Es difícil encontrar otro poema que radiografíe tan claramente los pilares estéticos y vitales de su autor como Aullido respecto de Ginsberg. Aullido es la semilla de la que fructificarán Kaddish, Sándwiches de realidad, Caballo de hierro, Muerte y fama y el resto de su tentacular obra, y en él pueden rastrearse desde los nombres de los padres artísticos de Ginsberg hasta sus convicciones —siempre provisionales, pues toda mente abierta sabe que hasta la convicción que cree más firme puede alterarse o incluso derrumbarse— político-filosóficas. De la convicción en la libertad de palabra y de la responsabilidad que esta conlleva ya hemos hablado. No menos importante es la creencia en la individualidad y esencial hermandad de los hombres. Ginsberg, desde la célebre línea de apertura —>— se afilia con los obsesos, los drogadictos, los negros, los enfermos, los pobres, los suicidas, en una palabra los desheredados de la sociedad, y les tiende, mediante la enumeración/alusión de sus conductas y casos, una mano metafórica de comprensión y comunicación. Aullido no es, en esencia, sino un canto a la dignidad del hombre; del hombre completo, con todas sus imperfecciones y debilidades y promesas por cumplir que jamás se cumplirán, las de ese hombre y las de ese y ese y ese y Carl Solomon, todos y cada uno. Esta fe en la irrevocable unicidad del hombre será lo que aparte a Ginsberg del comunismo, que él venía a entender a la manera de un joven Borges: como una suerte de fraternidad universal; en el momento en que surge el dogma, las diferencias con la serpiente del capital se difuminan, pues en ambos casos el hombre pasa a ser instrumento y no fin.

*CONSIGNA DEL EJERCICIO*: Según el texto sobre Aullido, ¿qué será lo que aparte a Ginsberg del comunismo?

*INFORMACIÓN PROPORCIONADA*:
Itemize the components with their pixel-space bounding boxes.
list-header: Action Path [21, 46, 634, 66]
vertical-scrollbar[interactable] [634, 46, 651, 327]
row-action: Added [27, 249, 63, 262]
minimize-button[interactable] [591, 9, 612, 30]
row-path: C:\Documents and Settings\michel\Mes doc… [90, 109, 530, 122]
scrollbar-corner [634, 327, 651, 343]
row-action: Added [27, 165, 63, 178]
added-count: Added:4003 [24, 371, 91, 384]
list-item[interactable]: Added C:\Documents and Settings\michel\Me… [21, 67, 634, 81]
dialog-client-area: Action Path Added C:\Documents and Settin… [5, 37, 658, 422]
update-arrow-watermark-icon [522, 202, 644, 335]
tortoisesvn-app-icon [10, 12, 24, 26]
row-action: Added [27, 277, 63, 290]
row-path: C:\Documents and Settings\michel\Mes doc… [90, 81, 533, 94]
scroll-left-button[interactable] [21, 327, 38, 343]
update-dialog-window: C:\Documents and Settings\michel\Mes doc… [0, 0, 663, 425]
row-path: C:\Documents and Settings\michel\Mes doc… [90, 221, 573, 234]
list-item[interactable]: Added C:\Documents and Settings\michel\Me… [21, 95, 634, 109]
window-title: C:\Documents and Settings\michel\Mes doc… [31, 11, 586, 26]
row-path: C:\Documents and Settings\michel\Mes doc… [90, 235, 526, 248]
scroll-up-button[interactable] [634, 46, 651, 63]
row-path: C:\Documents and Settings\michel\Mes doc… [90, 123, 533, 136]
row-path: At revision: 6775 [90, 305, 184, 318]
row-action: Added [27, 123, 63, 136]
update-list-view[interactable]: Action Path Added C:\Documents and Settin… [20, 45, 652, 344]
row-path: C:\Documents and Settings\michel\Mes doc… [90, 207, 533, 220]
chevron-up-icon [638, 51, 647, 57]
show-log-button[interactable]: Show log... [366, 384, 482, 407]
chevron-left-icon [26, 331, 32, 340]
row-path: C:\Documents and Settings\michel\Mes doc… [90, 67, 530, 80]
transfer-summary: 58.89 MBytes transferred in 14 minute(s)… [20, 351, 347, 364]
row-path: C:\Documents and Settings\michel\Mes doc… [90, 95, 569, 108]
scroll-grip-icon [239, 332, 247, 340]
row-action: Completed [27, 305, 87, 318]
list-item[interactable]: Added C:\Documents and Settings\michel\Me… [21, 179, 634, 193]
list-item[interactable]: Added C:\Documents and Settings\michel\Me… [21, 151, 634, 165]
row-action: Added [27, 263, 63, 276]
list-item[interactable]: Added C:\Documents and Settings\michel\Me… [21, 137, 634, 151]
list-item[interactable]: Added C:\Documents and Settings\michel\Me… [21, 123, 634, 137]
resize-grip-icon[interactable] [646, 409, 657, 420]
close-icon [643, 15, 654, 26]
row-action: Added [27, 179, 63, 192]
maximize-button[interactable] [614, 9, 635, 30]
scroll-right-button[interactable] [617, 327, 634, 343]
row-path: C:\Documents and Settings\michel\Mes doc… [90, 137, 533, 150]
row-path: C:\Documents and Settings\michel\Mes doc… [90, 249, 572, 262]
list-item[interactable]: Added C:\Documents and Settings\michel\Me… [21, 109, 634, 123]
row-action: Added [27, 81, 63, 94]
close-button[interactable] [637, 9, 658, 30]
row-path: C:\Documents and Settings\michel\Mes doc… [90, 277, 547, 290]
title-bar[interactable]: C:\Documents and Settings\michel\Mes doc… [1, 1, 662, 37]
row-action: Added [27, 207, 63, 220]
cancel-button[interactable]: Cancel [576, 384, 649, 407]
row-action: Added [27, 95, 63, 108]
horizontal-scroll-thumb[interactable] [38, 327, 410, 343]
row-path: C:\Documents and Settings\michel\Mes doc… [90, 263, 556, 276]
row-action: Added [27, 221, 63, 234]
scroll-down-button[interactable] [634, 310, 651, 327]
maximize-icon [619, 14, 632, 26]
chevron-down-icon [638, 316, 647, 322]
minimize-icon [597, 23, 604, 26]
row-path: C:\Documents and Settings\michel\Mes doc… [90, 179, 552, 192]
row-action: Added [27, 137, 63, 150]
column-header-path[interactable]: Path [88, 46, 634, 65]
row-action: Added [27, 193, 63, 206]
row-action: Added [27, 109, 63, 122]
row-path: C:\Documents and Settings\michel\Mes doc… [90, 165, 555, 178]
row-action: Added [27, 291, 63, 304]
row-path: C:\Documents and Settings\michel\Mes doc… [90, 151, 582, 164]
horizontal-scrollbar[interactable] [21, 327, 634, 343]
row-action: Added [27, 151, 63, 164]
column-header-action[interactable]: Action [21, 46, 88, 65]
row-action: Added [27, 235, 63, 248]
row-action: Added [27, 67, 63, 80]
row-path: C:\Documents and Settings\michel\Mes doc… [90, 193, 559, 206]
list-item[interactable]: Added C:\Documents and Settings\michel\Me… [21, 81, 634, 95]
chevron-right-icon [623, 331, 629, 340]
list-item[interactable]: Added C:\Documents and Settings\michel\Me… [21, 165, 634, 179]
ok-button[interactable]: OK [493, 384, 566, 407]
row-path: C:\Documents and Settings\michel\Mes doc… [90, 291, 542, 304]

*SOLUCIÓN*: Su fe en la irrevocable unicidad del hombre.